[Element region listings]
---------------

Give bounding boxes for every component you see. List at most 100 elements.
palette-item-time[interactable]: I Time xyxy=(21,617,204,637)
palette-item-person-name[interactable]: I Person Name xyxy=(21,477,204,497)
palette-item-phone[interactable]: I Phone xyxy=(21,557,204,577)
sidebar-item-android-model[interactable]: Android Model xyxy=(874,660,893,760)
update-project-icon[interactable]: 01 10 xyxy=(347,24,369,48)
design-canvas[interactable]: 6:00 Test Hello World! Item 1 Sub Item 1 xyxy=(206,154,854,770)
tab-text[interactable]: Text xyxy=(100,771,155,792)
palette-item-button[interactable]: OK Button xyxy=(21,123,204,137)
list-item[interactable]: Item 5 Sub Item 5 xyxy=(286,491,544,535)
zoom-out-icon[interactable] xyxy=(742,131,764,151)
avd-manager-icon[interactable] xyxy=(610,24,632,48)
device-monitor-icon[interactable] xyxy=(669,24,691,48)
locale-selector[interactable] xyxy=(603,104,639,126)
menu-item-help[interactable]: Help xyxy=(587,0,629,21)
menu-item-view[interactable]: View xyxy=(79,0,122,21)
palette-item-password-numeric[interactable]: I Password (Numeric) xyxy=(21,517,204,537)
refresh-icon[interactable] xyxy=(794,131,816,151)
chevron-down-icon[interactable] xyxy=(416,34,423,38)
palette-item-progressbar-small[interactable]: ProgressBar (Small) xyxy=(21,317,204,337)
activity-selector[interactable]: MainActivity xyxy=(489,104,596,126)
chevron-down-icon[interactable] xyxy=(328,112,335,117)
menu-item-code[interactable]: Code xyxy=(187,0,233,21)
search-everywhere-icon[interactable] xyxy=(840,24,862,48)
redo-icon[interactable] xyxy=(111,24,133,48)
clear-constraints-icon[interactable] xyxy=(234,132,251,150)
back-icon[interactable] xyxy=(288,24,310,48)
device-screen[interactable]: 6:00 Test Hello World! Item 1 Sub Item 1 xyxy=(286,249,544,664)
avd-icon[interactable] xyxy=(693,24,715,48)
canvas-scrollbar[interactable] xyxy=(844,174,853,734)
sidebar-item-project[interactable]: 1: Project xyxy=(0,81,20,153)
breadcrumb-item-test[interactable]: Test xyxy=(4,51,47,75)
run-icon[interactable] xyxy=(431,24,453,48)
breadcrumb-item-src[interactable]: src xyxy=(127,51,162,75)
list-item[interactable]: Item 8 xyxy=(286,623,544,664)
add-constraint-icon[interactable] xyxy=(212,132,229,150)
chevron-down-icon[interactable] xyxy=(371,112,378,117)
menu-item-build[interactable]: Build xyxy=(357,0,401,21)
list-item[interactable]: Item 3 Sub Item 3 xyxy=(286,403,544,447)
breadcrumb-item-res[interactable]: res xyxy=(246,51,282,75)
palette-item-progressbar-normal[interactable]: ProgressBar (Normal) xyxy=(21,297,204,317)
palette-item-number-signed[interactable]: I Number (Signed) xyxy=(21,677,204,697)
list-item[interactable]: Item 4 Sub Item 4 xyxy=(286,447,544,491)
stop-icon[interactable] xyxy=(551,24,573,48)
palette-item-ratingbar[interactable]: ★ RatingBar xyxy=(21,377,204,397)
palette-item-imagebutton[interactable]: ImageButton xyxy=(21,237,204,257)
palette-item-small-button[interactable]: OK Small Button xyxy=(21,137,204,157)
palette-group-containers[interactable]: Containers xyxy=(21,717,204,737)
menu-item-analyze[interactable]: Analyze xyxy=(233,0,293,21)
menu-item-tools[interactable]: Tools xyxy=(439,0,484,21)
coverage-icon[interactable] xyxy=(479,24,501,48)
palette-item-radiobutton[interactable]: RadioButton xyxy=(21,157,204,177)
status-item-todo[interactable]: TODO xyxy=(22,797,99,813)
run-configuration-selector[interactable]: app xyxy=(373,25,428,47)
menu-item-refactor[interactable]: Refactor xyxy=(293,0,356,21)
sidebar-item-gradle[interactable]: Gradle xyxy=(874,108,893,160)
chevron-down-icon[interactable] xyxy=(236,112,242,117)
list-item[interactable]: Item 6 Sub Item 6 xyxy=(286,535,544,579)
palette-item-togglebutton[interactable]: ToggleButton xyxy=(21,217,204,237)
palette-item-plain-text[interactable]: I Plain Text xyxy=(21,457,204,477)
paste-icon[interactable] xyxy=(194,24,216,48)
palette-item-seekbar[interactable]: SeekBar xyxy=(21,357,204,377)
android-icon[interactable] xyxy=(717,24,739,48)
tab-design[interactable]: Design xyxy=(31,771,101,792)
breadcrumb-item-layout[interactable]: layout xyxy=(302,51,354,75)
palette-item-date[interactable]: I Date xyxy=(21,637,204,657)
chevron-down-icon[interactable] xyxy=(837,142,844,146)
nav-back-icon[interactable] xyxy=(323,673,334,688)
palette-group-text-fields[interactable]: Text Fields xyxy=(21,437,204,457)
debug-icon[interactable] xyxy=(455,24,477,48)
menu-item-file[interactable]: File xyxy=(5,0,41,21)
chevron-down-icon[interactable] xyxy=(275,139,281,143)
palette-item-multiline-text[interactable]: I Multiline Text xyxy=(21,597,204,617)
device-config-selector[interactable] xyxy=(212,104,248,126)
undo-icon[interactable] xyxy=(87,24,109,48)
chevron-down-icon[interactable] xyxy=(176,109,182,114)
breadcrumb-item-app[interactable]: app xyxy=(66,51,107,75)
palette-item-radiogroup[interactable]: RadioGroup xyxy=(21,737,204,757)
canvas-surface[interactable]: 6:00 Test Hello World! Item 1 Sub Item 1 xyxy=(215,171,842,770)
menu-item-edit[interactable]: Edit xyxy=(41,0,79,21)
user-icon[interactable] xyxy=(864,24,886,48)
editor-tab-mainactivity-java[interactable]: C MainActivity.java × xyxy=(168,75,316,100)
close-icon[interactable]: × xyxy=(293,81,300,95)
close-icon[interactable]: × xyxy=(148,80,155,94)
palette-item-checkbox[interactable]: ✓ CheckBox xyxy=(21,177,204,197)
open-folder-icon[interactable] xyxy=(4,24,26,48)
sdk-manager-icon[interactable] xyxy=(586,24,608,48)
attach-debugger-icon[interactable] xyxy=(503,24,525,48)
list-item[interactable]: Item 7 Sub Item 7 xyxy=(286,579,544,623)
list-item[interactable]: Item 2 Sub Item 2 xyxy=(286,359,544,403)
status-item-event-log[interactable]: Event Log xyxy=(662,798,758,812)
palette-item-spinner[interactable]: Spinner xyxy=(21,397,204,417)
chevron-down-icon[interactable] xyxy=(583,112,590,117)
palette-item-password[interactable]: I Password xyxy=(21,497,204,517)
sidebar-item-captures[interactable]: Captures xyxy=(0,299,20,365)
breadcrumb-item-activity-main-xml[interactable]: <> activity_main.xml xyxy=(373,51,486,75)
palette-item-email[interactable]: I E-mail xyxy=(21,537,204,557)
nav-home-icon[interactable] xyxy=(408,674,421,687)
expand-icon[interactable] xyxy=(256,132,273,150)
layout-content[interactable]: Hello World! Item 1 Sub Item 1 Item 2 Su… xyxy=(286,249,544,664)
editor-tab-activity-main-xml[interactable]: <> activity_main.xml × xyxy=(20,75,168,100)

---------------

## Direction
Rewrite all the records, replacing "chevron-down-icon" with "dropdown-arrow-icon" wherever it occurs and leaving everything else unchanged.

## Worked solution
Give bounding boxes for every component you see. List at most 100 elements.
palette-item-time[interactable]: I Time xyxy=(21,617,204,637)
palette-item-person-name[interactable]: I Person Name xyxy=(21,477,204,497)
palette-item-phone[interactable]: I Phone xyxy=(21,557,204,577)
sidebar-item-android-model[interactable]: Android Model xyxy=(874,660,893,760)
update-project-icon[interactable]: 01 10 xyxy=(347,24,369,48)
design-canvas[interactable]: 6:00 Test Hello World! Item 1 Sub Item 1 xyxy=(206,154,854,770)
tab-text[interactable]: Text xyxy=(100,771,155,792)
palette-item-button[interactable]: OK Button xyxy=(21,123,204,137)
list-item[interactable]: Item 5 Sub Item 5 xyxy=(286,491,544,535)
zoom-out-icon[interactable] xyxy=(742,131,764,151)
avd-manager-icon[interactable] xyxy=(610,24,632,48)
device-monitor-icon[interactable] xyxy=(669,24,691,48)
locale-selector[interactable] xyxy=(603,104,639,126)
menu-item-help[interactable]: Help xyxy=(587,0,629,21)
menu-item-view[interactable]: View xyxy=(79,0,122,21)
palette-item-password-numeric[interactable]: I Password (Numeric) xyxy=(21,517,204,537)
refresh-icon[interactable] xyxy=(794,131,816,151)
dropdown-arrow-icon[interactable] xyxy=(416,34,423,38)
palette-item-progressbar-small[interactable]: ProgressBar (Small) xyxy=(21,317,204,337)
activity-selector[interactable]: MainActivity xyxy=(489,104,596,126)
dropdown-arrow-icon[interactable] xyxy=(328,112,335,117)
menu-item-code[interactable]: Code xyxy=(187,0,233,21)
search-everywhere-icon[interactable] xyxy=(840,24,862,48)
redo-icon[interactable] xyxy=(111,24,133,48)
clear-constraints-icon[interactable] xyxy=(234,132,251,150)
back-icon[interactable] xyxy=(288,24,310,48)
device-screen[interactable]: 6:00 Test Hello World! Item 1 Sub Item 1 xyxy=(286,249,544,664)
avd-icon[interactable] xyxy=(693,24,715,48)
canvas-scrollbar[interactable] xyxy=(844,174,853,734)
sidebar-item-project[interactable]: 1: Project xyxy=(0,81,20,153)
breadcrumb-item-test[interactable]: Test xyxy=(4,51,47,75)
run-icon[interactable] xyxy=(431,24,453,48)
breadcrumb-item-src[interactable]: src xyxy=(127,51,162,75)
list-item[interactable]: Item 8 xyxy=(286,623,544,664)
add-constraint-icon[interactable] xyxy=(212,132,229,150)
dropdown-arrow-icon[interactable] xyxy=(371,112,378,117)
menu-item-build[interactable]: Build xyxy=(357,0,401,21)
list-item[interactable]: Item 3 Sub Item 3 xyxy=(286,403,544,447)
breadcrumb-item-res[interactable]: res xyxy=(246,51,282,75)
palette-item-progressbar-normal[interactable]: ProgressBar (Normal) xyxy=(21,297,204,317)
palette-item-number-signed[interactable]: I Number (Signed) xyxy=(21,677,204,697)
list-item[interactable]: Item 4 Sub Item 4 xyxy=(286,447,544,491)
stop-icon[interactable] xyxy=(551,24,573,48)
palette-item-ratingbar[interactable]: ★ RatingBar xyxy=(21,377,204,397)
palette-item-imagebutton[interactable]: ImageButton xyxy=(21,237,204,257)
palette-item-small-button[interactable]: OK Small Button xyxy=(21,137,204,157)
palette-group-containers[interactable]: Containers xyxy=(21,717,204,737)
menu-item-analyze[interactable]: Analyze xyxy=(233,0,293,21)
menu-item-tools[interactable]: Tools xyxy=(439,0,484,21)
coverage-icon[interactable] xyxy=(479,24,501,48)
palette-item-radiobutton[interactable]: RadioButton xyxy=(21,157,204,177)
status-item-todo[interactable]: TODO xyxy=(22,797,99,813)
run-configuration-selector[interactable]: app xyxy=(373,25,428,47)
menu-item-refactor[interactable]: Refactor xyxy=(293,0,356,21)
sidebar-item-gradle[interactable]: Gradle xyxy=(874,108,893,160)
dropdown-arrow-icon[interactable] xyxy=(236,112,242,117)
list-item[interactable]: Item 6 Sub Item 6 xyxy=(286,535,544,579)
palette-item-togglebutton[interactable]: ToggleButton xyxy=(21,217,204,237)
palette-item-plain-text[interactable]: I Plain Text xyxy=(21,457,204,477)
paste-icon[interactable] xyxy=(194,24,216,48)
palette-item-seekbar[interactable]: SeekBar xyxy=(21,357,204,377)
android-icon[interactable] xyxy=(717,24,739,48)
tab-design[interactable]: Design xyxy=(31,771,101,792)
breadcrumb-item-layout[interactable]: layout xyxy=(302,51,354,75)
palette-item-date[interactable]: I Date xyxy=(21,637,204,657)
dropdown-arrow-icon[interactable] xyxy=(837,142,844,146)
nav-back-icon[interactable] xyxy=(323,673,334,688)
palette-group-text-fields[interactable]: Text Fields xyxy=(21,437,204,457)
debug-icon[interactable] xyxy=(455,24,477,48)
menu-item-file[interactable]: File xyxy=(5,0,41,21)
dropdown-arrow-icon[interactable] xyxy=(275,139,281,143)
palette-item-multiline-text[interactable]: I Multiline Text xyxy=(21,597,204,617)
device-config-selector[interactable] xyxy=(212,104,248,126)
undo-icon[interactable] xyxy=(87,24,109,48)
dropdown-arrow-icon[interactable] xyxy=(176,109,182,114)
breadcrumb-item-app[interactable]: app xyxy=(66,51,107,75)
palette-item-radiogroup[interactable]: RadioGroup xyxy=(21,737,204,757)
canvas-surface[interactable]: 6:00 Test Hello World! Item 1 Sub Item 1 xyxy=(215,171,842,770)
menu-item-edit[interactable]: Edit xyxy=(41,0,79,21)
user-icon[interactable] xyxy=(864,24,886,48)
editor-tab-mainactivity-java[interactable]: C MainActivity.java × xyxy=(168,75,316,100)
close-icon[interactable]: × xyxy=(293,81,300,95)
close-icon[interactable]: × xyxy=(148,80,155,94)
palette-item-checkbox[interactable]: ✓ CheckBox xyxy=(21,177,204,197)
open-folder-icon[interactable] xyxy=(4,24,26,48)
sdk-manager-icon[interactable] xyxy=(586,24,608,48)
attach-debugger-icon[interactable] xyxy=(503,24,525,48)
list-item[interactable]: Item 7 Sub Item 7 xyxy=(286,579,544,623)
list-item[interactable]: Item 2 Sub Item 2 xyxy=(286,359,544,403)
status-item-event-log[interactable]: Event Log xyxy=(662,798,758,812)
palette-item-spinner[interactable]: Spinner xyxy=(21,397,204,417)
dropdown-arrow-icon[interactable] xyxy=(583,112,590,117)
palette-item-password[interactable]: I Password xyxy=(21,497,204,517)
sidebar-item-captures[interactable]: Captures xyxy=(0,299,20,365)
breadcrumb-item-activity-main-xml[interactable]: <> activity_main.xml xyxy=(373,51,486,75)
palette-item-email[interactable]: I E-mail xyxy=(21,537,204,557)
nav-home-icon[interactable] xyxy=(408,674,421,687)
expand-icon[interactable] xyxy=(256,132,273,150)
layout-content[interactable]: Hello World! Item 1 Sub Item 1 Item 2 Su… xyxy=(286,249,544,664)
editor-tab-activity-main-xml[interactable]: <> activity_main.xml × xyxy=(20,75,168,100)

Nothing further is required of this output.